* CONSEGNA 1
Secondo l'estratto sull'ambiente, quale quota del Pil italiano deriva dal turismo?
* CONSEGNA 2
In base all'estratto sull'ambiente, perché puntare sul recupero degli edifici e dei borghi storici porterebbe dei vantaggi?
* CONSEGNA 3
Ripeti fedelmente il passo dell'estratto sull'ambiente che comincia con le parole "Per non parlare" e termina dopo "enormi prospettive economiche.".

* ESTRATTO DEL DOCUMENTO
⁂

Per non parlare del fatto che in Italia dal Dopoguerra a oggi circa 4mila persone sono morte a causa del dissesto idrogeologico. Cioè della terra malata e non curata.
Quindi ambiente significa vivere di più e meglio. Ma non solo: tutelare il territorio e il patrimonio artistico in un Paese che deve il 15 per cento del Pil al turismo significa centinaia di migliaia di posti di lavoro. Si potrebbe aggiungere che in una terra che fa dell’eccellenza alimentare una delle sue ricchezze la tutela dell’ambiente può offrire nuove, enormi prospettive economiche.
Ma siamo ancora appena alla punta dell’iceberg. Un governo che davvero mettesse al centro della sua azione politica l’ambiente avrebbe molti altri obiettivi da perseguire. Proviamo a immaginarne alcuni: studiare una politica di incentivi verdi chiari e di lungo termine per consentire alle imprese di pianificare la loro azione, investire molto di più nella ricerca green, creare o sviluppare università specializzate, puntare sulla mobilità sostenibile (offrendo, quindi, alle nostre imprese l’opportunità di sviluppare conoscenze da esportare in tutto il mondo). Ma anche concentrarsi sul recupero degli edifici e dei borghi storici. Fu la scommessa della giunta Soru che in Sardegna destinò duecento milioni a far rivivere i centri dell’entroterra bloccando la cementificazione della costa (e proprio per questo fu fatta cadere, non solo dagli avversari politici). Puntando sul recupero si conserverebbe il territorio e si tutelerebbero i proprietari di immobili che altrimenti vedono i propri beni svalutarsi. Non solo: si darebbe lavoro nel settore dell’edilizia creando competenze nuove. Pochi sanno che l’Italia è all’avanguardia nel mondo per le costruzioni in legno, palazzi alti fino a dieci piani, ecologici e capaci di resistere ai terremoti meglio di quelli in cemento armato.

⁂

* VOCI ELENCATE

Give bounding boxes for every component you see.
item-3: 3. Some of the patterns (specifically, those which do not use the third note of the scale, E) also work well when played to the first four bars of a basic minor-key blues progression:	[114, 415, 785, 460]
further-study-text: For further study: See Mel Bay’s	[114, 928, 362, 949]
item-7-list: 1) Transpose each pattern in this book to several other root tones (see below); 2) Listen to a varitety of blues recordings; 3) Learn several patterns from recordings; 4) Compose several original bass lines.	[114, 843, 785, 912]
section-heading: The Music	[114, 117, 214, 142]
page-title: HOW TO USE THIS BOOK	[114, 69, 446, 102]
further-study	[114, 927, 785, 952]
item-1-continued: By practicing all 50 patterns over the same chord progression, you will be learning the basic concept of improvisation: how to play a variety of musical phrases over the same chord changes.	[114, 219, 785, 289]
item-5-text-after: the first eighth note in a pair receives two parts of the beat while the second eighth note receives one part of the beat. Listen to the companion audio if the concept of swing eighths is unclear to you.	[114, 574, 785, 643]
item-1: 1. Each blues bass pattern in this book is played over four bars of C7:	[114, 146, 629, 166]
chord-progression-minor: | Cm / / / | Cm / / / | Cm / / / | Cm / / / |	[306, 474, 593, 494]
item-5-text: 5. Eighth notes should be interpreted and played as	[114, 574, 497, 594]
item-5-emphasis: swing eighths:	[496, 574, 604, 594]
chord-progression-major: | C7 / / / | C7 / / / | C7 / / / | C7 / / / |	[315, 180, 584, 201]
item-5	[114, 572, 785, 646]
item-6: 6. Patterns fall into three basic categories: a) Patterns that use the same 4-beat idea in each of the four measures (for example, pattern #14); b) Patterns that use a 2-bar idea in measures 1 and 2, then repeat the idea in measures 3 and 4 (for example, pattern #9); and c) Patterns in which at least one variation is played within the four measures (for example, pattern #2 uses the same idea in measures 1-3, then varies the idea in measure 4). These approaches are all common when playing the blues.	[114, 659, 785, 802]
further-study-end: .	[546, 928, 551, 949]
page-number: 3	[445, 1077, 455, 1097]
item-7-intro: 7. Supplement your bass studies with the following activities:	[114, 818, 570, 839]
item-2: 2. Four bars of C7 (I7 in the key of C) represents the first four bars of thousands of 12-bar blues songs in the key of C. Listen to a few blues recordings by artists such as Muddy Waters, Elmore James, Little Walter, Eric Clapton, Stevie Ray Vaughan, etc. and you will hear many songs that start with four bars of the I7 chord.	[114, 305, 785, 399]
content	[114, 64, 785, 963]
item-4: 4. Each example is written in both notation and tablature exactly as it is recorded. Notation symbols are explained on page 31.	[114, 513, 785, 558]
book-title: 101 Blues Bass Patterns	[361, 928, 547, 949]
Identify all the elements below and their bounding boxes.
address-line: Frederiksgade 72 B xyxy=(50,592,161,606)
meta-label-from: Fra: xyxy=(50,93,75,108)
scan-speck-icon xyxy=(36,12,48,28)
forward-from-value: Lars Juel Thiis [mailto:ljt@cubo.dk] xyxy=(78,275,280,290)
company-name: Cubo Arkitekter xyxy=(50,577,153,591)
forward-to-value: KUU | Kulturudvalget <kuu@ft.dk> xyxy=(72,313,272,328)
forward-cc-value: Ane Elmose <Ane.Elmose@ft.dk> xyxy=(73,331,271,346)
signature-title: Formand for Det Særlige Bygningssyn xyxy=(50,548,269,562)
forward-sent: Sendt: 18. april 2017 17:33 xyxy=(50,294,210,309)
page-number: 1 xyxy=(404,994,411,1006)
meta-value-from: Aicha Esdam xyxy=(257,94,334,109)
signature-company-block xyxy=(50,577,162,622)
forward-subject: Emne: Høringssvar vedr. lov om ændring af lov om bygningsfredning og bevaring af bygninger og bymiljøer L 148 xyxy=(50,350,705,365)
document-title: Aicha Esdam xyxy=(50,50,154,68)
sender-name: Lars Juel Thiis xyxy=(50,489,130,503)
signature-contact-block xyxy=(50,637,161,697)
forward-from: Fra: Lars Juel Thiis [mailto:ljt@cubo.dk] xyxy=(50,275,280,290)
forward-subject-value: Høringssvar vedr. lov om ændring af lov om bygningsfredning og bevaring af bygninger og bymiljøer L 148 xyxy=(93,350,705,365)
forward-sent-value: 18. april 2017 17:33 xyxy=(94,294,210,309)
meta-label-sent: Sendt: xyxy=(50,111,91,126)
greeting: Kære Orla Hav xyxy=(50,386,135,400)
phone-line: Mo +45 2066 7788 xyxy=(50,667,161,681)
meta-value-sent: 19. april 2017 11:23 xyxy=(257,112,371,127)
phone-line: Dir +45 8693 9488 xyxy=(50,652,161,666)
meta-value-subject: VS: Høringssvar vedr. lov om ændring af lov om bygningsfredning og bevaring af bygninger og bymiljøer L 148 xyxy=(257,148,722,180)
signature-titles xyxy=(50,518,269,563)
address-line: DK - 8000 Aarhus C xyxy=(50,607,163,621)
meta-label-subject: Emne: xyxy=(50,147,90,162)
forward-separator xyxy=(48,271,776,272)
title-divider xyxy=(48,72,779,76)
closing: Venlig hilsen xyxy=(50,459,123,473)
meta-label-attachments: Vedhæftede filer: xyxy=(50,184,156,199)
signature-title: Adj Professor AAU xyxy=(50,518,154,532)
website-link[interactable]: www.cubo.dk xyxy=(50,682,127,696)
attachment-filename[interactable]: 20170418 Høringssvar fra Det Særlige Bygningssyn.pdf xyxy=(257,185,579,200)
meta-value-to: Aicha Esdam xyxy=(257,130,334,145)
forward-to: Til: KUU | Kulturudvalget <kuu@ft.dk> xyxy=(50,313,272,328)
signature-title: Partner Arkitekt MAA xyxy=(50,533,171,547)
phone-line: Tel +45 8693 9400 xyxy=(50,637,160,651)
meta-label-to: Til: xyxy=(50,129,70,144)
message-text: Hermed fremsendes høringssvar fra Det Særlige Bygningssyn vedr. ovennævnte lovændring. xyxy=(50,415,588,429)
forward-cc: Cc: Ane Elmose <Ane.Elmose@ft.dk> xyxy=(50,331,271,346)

⁂

* SPAZIO RISPOSTA 1
Il 15 per cento del Pil.

* SPAZIO RISPOSTA 2
Il recupero conserverebbe il territorio e tutelerebbe i proprietari di immobili, che altrimenti vedono i propri beni svalutarsi. Inoltre darebbe lavoro nel settore dell'edilizia, creando competenze nuove.

* SPAZIO RISPOSTA 3
Per non parlare del fatto che in Italia dal Dopoguerra a oggi circa 4mila persone sono morte a causa del dissesto idrogeologico. Cioè della terra malata e non curata.
Quindi ambiente significa vivere di più e meglio. Ma non solo: tutelare il territorio e il patrimonio artistico in un Paese che deve il 15 per cento del Pil al turismo significa centinaia di migliaia di posti di lavoro. Si potrebbe aggiungere che in una terra che fa dell’eccellenza alimentare una delle sue ricchezze la tutela dell’ambiente può offrire nuove, enormi prospettive economiche.